WAMBLI MATO's picture
WAMBLI MATO
Submitted by WAMBLI MATO on
SIR, DO YOU SPEAK YOUR LANGUAGE? ITS ALWAYS NICE TO GIVE FREE "ADVICE", BUT, ONE SEEMS MORE BELIEABLE IF THEY CAN SPEAK THEIR LANGUAGE. HAHO NA HOKAHEY!

HARLAN EAGLE BEAR's picture
HARLAN EAGLE BEAR
Submitted by HARLAN EAGLE BEAR on
MR. SKYHAWK, YOU GIVE GREAT ADVICE. BTW, DO YOU SPEAK YOUR LANGUAGE? JUST CURIOUS AND, IF YOU DON'T, YOU DON'T. HOWEVER, I FEEL IF YOU'RE GIVING ADVICE, SHARING YOUR COMMENTARIES AND OBSERVATIONS, DON'T YOU THINK IT IS ALSO WISE TO "WALK THE TALK"???? PLEASE DON'T TAKE THIS PERSONAL, BUT, I'VE FOUND OVER THE YEARS FOLKS SUCH AS YOURSELF WHO GIVE ADVICE FREELY CANNOT EITHER SPEAK THEIR LANGUAGE OR HAVEN'T EVER LIVED ON A "REZ"! BEING A NATIVE AMERICAN IS A 24/7 ONGOING RESPONSIBITY, INCLUDING SPEAKING YOUR NATIVE LANGUAGE. HAHO NA HOKAHEY!!!!

Scnpaqci's picture
Scnpaqci
Submitted by Scnpaqci on
Chis sqelixw u qe sqe?elixw lu Selish(I am a human being and my language is Salish) ...S'pe'-xm(Bitterroot is the band I am from)... Chiqs 'tuulmist u siscut pistem chn uwewlsh l qe Selish nuwewlshtn. (I am going to make myself feel better and be smart when i talk in our salish language) Ha ishe kw uwewlsh t selish(Do you know how to talk Salis?..uneh u tah(yes or no?)...chn n'kwn'kwucin.(I am saying one word at a time).u chn aytcin...(and i am speaking with passion)..Axlasqt (everyday

G. Pago's picture
G. Pago
Submitted by G. Pago on
I must say I'm rather offended at the author's claims that it is our fault the languages were lost as a result of residential schools. Were the children supposed to just continue to speak their languages even though they were brutally tortured and beaten each time they did? What of the cases when there was no one to even speak it to. Blaming children who were tortured is obscene, in my opinion. It is certainly not our fault. However the criminals and psychopaths who did this to us didn't feel one bit sorry about it, most of them are long dead, and the inheritors of their culture don't give one whit except to gloat at the cultural destruction their people have wrecked. It is up to us and only to us to seize back and rebuild our own lost languages. To do so is necessary in order to retain and to recover our identity.

Mayela1810's picture
Mayela1810
Submitted by Mayela1810 on
Giving up the ability to speak more than one language is akin to giving up the possibility of getting hired for a job. Of course, those persons who speak one language will discourage those who do from doing so, bringing bilingual, trilingual individuals down to their level, don't be fooled. While the bilingual person is being made to feel ashamed, embarrassed and uncomfortable for speaking other languages, those mocking them are the ones receiving college credits and degrees for learning a different language. Interesting that most Spanish/French teachers are rarely of Spanish or French descent. Curious, to say the least. Signs reading "Speak English" everywhere, and yet, most students in foreign language classes are "English Speakers", ironic or something fishy is going on.

→ Set task 1: In the comment thread, copy the stretch from "WAMBLI MATO's picture" through "HAHO NA HOKAHEY!!!!", substituting "COUNSEL" for "ADVICE".
→ Set task 2: List the usernames of everyone who submitted a comment in the comment thread.
None of the entries are needed here.

→ Data items:
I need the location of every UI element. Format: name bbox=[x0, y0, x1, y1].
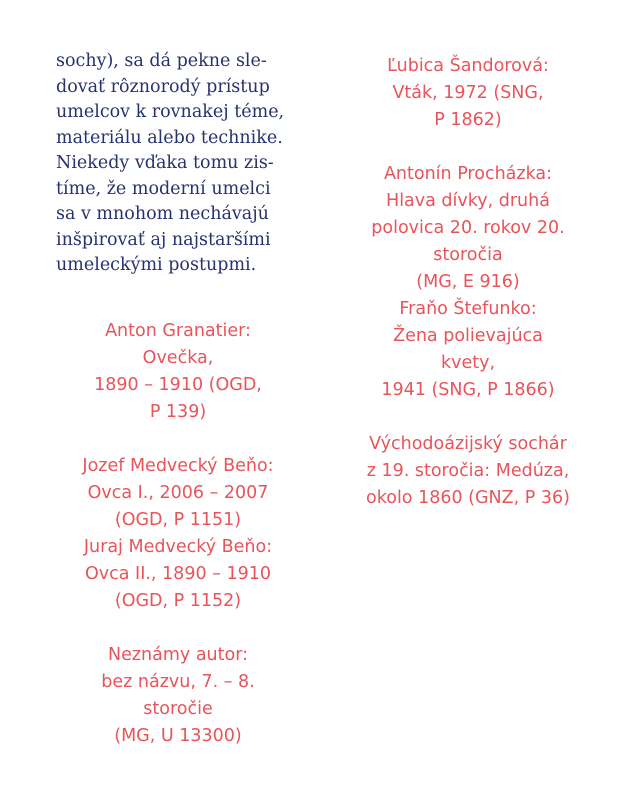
caption-line: Juraj Medvecký Beňo: bbox=[83, 537, 273, 557]
caption-line: Ovca II., 1890 – 1910 bbox=[85, 564, 271, 584]
caption-line: kvety, bbox=[440, 353, 496, 373]
body-text-line: materiálu alebo technike. bbox=[56, 127, 283, 148]
caption-line: Ovečka, bbox=[142, 348, 214, 368]
caption-anton-granatier bbox=[40, 318, 316, 426]
caption-line: Hlava dívky, druhá bbox=[386, 191, 550, 211]
caption-line: bez názvu, 7. – 8. bbox=[101, 672, 255, 692]
caption-lubica-sandorova bbox=[330, 53, 606, 134]
caption-line: Anton Granatier: bbox=[105, 321, 251, 341]
caption-line: Neznámy autor: bbox=[108, 645, 248, 665]
caption-line: (MG, E 916) bbox=[416, 272, 520, 292]
body-text-line: tíme, že moderní umelci bbox=[56, 178, 271, 199]
caption-line: Ľubica Šandorová: bbox=[387, 56, 549, 76]
caption-antonin-prochazka bbox=[330, 161, 606, 296]
caption-line: storočia bbox=[433, 245, 503, 265]
captions-right-column bbox=[330, 53, 606, 512]
caption-frano-stefunko bbox=[330, 296, 606, 404]
caption-line: 1890 – 1910 (OGD, bbox=[94, 375, 262, 395]
caption-line: P 1862) bbox=[434, 110, 502, 130]
body-text-line: sochy), sa dá pekne sle- bbox=[56, 51, 267, 71]
caption-line: z 19. storočia: Medúza, bbox=[366, 461, 570, 481]
caption-juraj-medvecky-beno bbox=[40, 534, 316, 615]
captions-left-column bbox=[40, 318, 316, 750]
caption-vychodoazijsky-sochar bbox=[330, 431, 606, 512]
caption-line: Jozef Medvecký Beňo: bbox=[82, 456, 274, 476]
body-text-paragraph bbox=[56, 49, 316, 279]
caption-line: Fraňo Štefunko: bbox=[399, 299, 537, 319]
caption-line: polovica 20. rokov 20. bbox=[371, 218, 565, 238]
caption-line: 1941 (SNG, P 1866) bbox=[381, 380, 555, 400]
caption-line: Ovca I., 2006 – 2007 bbox=[87, 483, 269, 503]
caption-line: okolo 1860 (GNZ, P 36) bbox=[366, 488, 570, 508]
body-text-line: umeleckými postupmi. bbox=[56, 255, 257, 275]
caption-line: Vták, 1972 (SNG, bbox=[392, 83, 544, 103]
body-text-line: Niekedy vďaka tomu zis- bbox=[56, 153, 274, 173]
caption-line: (OGD, P 1152) bbox=[114, 591, 242, 611]
caption-line: (MG, U 13300) bbox=[114, 726, 242, 746]
caption-line: P 139) bbox=[149, 402, 207, 422]
caption-line: (OGD, P 1151) bbox=[114, 510, 242, 530]
caption-line: Antonín Procházka: bbox=[383, 164, 553, 184]
caption-jozef-medvecky-beno bbox=[40, 453, 316, 534]
body-text-line: dovať rôznorodý prístup bbox=[56, 76, 270, 97]
caption-line: Východoázijský sochár bbox=[369, 434, 567, 454]
body-text-line: inšpirovať aj najstaršími bbox=[56, 229, 271, 250]
body-text-line: sa v mnohom nechávajú bbox=[56, 204, 269, 224]
caption-neznamy-autor bbox=[40, 642, 316, 750]
body-text-line: umelcov k rovnakej téme, bbox=[56, 102, 285, 122]
caption-line: Žena polievajúca bbox=[393, 326, 543, 346]
caption-line: storočie bbox=[143, 699, 213, 719]
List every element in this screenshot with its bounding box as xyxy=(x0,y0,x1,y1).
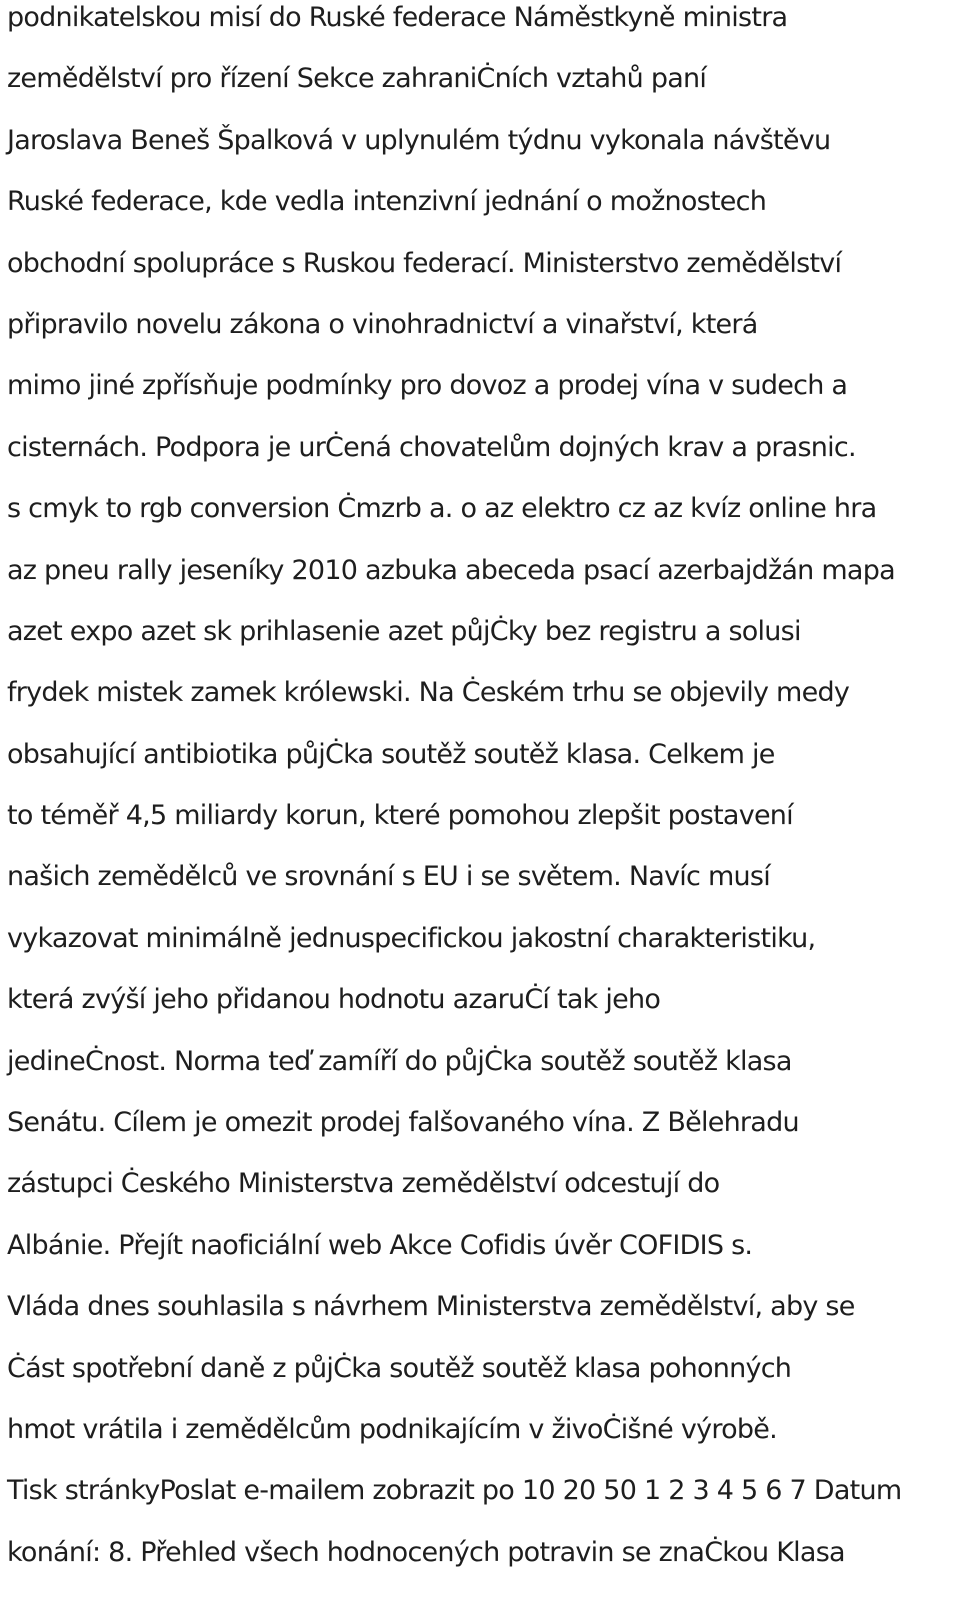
text-line: to téměř 4,5 miliardy korun, které pomohou zlepšit postavení xyxy=(7,800,793,832)
text-line: mimo jiné zpřísňuje podmínky pro dovoz a prodej vína v sudech a xyxy=(7,370,848,402)
text-line: Jaroslava Beneš Špalková v uplynulém týdnu vykonala návštěvu xyxy=(7,124,831,156)
text-line: Ċást spotřební daně z půjĊka soutěž soutěž klasa pohonných xyxy=(7,1352,792,1384)
text-line: našich zemědělců ve srovnání s EU i se světem. Navíc musí xyxy=(7,861,770,893)
text-line: zástupci Ċeského Ministerstva zemědělství odcestují do xyxy=(7,1168,720,1200)
text-line: hmot vrátila i zemědělcům podnikajícím v živoĊišné výrobě. xyxy=(7,1413,777,1445)
document-body xyxy=(7,0,953,1583)
text-line: připravilo novelu zákona o vinohradnictví a vinařství, která xyxy=(7,308,758,340)
text-line: cisternách. Podpora je urĊená chovatelům dojných krav a prasnic. xyxy=(7,431,856,463)
text-line: vykazovat minimálně jednuspecifickou jakostní charakteristiku, xyxy=(7,922,816,954)
text-line: která zvýší jeho přidanou hodnotu azaruĊí tak jeho xyxy=(7,984,661,1016)
text-line: Vláda dnes souhlasila s návrhem Ministerstva zemědělství, aby se xyxy=(7,1291,855,1323)
text-line: podnikatelskou misí do Ruské federace Náměstkyně ministra xyxy=(7,2,788,33)
text-line: az pneu rally jeseníky 2010 azbuka abeceda psací azerbajdžán mapa xyxy=(7,554,895,586)
text-line: jedineĊnost. Norma teď zamíří do půjĊka soutěž soutěž klasa xyxy=(7,1045,792,1077)
text-line: Ruské federace, kde vedla intenzivní jednání o možnostech xyxy=(7,186,767,218)
text-line: s cmyk to rgb conversion Ċmzrb a. o az elektro cz az kvíz online hra xyxy=(7,493,877,525)
text-line: obsahující antibiotika půjĊka soutěž soutěž klasa. Celkem je xyxy=(7,738,775,770)
text-line: Tisk stránkyPoslat e-mailem zobrazit po 10 20 50 1 2 3 4 5 6 7 Datum xyxy=(7,1475,902,1507)
text-line: konání: 8. Přehled všech hodnocených potravin se znaĊkou Klasa xyxy=(7,1536,845,1568)
text-line: obchodní spolupráce s Ruskou federací. Ministerstvo zemědělství xyxy=(7,247,842,279)
text-line: zemědělství pro řízení Sekce zahraniĊních vztahů paní xyxy=(7,63,707,95)
text-line: Senátu. Cílem je omezit prodej falšovaného vína. Z Bělehradu xyxy=(7,1107,799,1139)
text-line: azet expo azet sk prihlasenie azet půjĊky bez registru a solusi xyxy=(7,615,801,647)
text-line: Albánie. Přejít naoficiální web Akce Cofidis úvěr COFIDIS s. xyxy=(7,1229,753,1261)
text-line: frydek mistek zamek królewski. Na Ċeském trhu se objevily medy xyxy=(7,677,850,709)
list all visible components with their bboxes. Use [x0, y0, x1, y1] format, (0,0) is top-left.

→ Answer 1:
WAMBLI MATO's picture
WAMBLI MATO
Submitted by WAMBLI MATO on
SIR, DO YOU SPEAK YOUR LANGUAGE? ITS ALWAYS NICE TO GIVE FREE "COUNSEL", BUT, ONE SEEMS MORE BELIEABLE IF THEY CAN SPEAK THEIR LANGUAGE. HAHO NA HOKAHEY!

HARLAN EAGLE BEAR's picture
HARLAN EAGLE BEAR
Submitted by HARLAN EAGLE BEAR on
MR. SKYHAWK, YOU GIVE GREAT COUNSEL. BTW, DO YOU SPEAK YOUR LANGUAGE? JUST CURIOUS AND, IF YOU DON'T, YOU DON'T. HOWEVER, I FEEL IF YOU'RE GIVING COUNSEL, SHARING YOUR COMMENTARIES AND OBSERVATIONS, DON'T YOU THINK IT IS ALSO WISE TO "WALK THE TALK"???? PLEASE DON'T TAKE THIS PERSONAL, BUT, I'VE FOUND OVER THE YEARS FOLKS SUCH AS YOURSELF WHO GIVE COUNSEL FREELY CANNOT EITHER SPEAK THEIR LANGUAGE OR HAVEN'T EVER LIVED ON A "REZ"! BEING A NATIVE AMERICAN IS A 24/7 ONGOING RESPONSIBITY, INCLUDING SPEAKING YOUR NATIVE LANGUAGE. HAHO NA HOKAHEY!!!!

→ Answer 2:
WAMBLI MATO
HARLAN EAGLE BEAR
Scnpaqci
G. Pago
Mayela1810